Reproduce the following review of the novel Missing Believed Dead word for word and in its entirety.

---------- Passage

Monday 1 July 2013

Missing Believed Dead by Chris Longmuir

This is the third book in Chris Longmuir's Dundee Crime series but it's the first that I've read. I didn't feel excluded by this however - merely intrigued. 

Detective Sergeant Bill Murphy appears to be shattered by previous experiences and his friend and former partner Detective Inspector Michaels is still in hospital. This means a new DI arriving in the Dundee office – a woman this time. Tough on the Dundee team and tough on DI Kate Rawlings as well. She's been happy in Forfar: Dundee presents a new and daunting challenge. 

Fortunately for working relationships DI Rawlings isn't given much time to antagonise her new colleagues or be antagonised by them. She and her team are swiftly involved in an ongoing investigation which is threatening to spiral out of control. Everyone's skills are needed if a final tragedy is to be averted.

This is competent, confident crime-writing: the sort that keeps the reader wanting just one more chapter ... and another and another. I read with pleasure and almost without pause and I now look forward to catching up on Longmuir's earlier series titles, Night Watcher and Dead Wood.

It's realistic writing too  – though I hope that there are some days in Dundee when it's not either raining, freezing or blowing a gale. Longmuir's tartan is distinctly noir. There's no glamour in this world – typical scenes take place in a sink estate where it's too risky to run your hand up the stair rail because of what might be smeared on it. But at least there's life in the estate, unlike the expensive mansion of a be-wigged and botoxed former actress or the shoddiness of the the pole-dancing club on the morning after when the cleaners come to work. No wonder Diane, the mentally fragile mother whose daughter has gone missing spends every day scrubbing until her hands are raw.

The plot twist is a good one and, although Longmuir doesn't offer a happily-ever-after ending, there is sufficient resolution of the drama and alleviation of the central characters' misery to leave the reader satisfied that ordinary life will go on.

--------------------
---------- Record extracts

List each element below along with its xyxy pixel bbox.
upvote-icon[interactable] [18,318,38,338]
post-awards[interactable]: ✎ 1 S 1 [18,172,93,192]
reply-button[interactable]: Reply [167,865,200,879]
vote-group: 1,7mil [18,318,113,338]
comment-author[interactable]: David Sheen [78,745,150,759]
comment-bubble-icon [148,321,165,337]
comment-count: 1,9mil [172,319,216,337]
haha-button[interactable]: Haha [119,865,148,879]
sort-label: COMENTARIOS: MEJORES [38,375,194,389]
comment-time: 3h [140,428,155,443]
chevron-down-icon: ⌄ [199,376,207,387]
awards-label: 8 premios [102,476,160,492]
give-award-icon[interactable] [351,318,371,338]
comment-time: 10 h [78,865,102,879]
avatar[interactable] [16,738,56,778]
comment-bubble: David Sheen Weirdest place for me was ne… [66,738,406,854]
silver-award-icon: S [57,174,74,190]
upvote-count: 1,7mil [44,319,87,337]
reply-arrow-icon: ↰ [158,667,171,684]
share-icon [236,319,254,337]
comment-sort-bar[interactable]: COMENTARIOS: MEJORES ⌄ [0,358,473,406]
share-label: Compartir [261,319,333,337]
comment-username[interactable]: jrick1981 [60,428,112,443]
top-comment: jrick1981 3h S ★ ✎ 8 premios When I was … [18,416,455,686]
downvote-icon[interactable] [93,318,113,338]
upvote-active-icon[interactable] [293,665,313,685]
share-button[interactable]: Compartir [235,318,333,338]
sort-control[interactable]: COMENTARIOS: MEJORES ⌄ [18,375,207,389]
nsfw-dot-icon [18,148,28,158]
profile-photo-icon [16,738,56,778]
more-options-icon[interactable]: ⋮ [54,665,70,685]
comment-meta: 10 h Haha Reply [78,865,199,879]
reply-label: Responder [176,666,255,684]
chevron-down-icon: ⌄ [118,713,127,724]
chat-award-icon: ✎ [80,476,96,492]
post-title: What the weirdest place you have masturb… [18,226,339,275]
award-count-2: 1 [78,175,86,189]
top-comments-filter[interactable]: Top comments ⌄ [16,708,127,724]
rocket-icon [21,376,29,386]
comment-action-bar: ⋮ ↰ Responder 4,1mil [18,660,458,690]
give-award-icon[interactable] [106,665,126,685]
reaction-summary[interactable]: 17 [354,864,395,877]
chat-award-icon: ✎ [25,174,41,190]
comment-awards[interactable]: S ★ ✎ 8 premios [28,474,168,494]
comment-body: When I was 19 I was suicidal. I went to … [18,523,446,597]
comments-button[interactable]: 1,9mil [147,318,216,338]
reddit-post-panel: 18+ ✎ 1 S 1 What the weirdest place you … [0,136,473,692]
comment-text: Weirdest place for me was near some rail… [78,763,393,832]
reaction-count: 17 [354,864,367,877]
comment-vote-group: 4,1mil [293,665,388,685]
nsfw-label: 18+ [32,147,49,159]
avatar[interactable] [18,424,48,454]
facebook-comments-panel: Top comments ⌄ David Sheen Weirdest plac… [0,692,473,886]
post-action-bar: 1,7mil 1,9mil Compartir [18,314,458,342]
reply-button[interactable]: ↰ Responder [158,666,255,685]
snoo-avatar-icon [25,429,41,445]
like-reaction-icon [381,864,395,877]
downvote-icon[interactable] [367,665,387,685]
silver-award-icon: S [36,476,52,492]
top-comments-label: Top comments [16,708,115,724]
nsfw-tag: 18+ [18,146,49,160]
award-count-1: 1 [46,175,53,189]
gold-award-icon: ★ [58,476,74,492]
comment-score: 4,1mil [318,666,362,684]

--------------------

§ **The answer**
Monday 1 July 2013

Missing Believed Dead by Chris Longmuir

This is the third book in Chris Longmuir's Dundee Crime series but it's the first that I've read. I didn't feel excluded by this however - merely intrigued. 

Detective Sergeant Bill Murphy appears to be shattered by previous experiences and his friend and former partner Detective Inspector Michaels is still in hospital. This means a new DI arriving in the Dundee office – a woman this time. Tough on the Dundee team and tough on DI Kate Rawlings as well. She's been happy in Forfar: Dundee presents a new and daunting challenge. 

Fortunately for working relationships DI Rawlings isn't given much time to antagonise her new colleagues or be antagonised by them. She and her team are swiftly involved in an ongoing investigation which is threatening to spiral out of control. Everyone's skills are needed if a final tragedy is to be averted.

This is competent, confident crime-writing: the sort that keeps the reader wanting just one more chapter ... and another and another. I read with pleasure and almost without pause and I now look forward to catching up on Longmuir's earlier series titles, Night Watcher and Dead Wood.

It's realistic writing too  – though I hope that there are some days in Dundee when it's not either raining, freezing or blowing a gale. Longmuir's tartan is distinctly noir. There's no glamour in this world – typical scenes take place in a sink estate where it's too risky to run your hand up the stair rail because of what might be smeared on it. But at least there's life in the estate, unlike the expensive mansion of a be-wigged and botoxed former actress or the shoddiness of the the pole-dancing club on the morning after when the cleaners come to work. No wonder Diane, the mentally fragile mother whose daughter has gone missing spends every day scrubbing until her hands are raw.

The plot twist is a good one and, although Longmuir doesn't offer a happily-ever-after ending, there is sufficient resolution of the drama and alleviation of the central characters' misery to leave the reader satisfied that ordinary life will go on.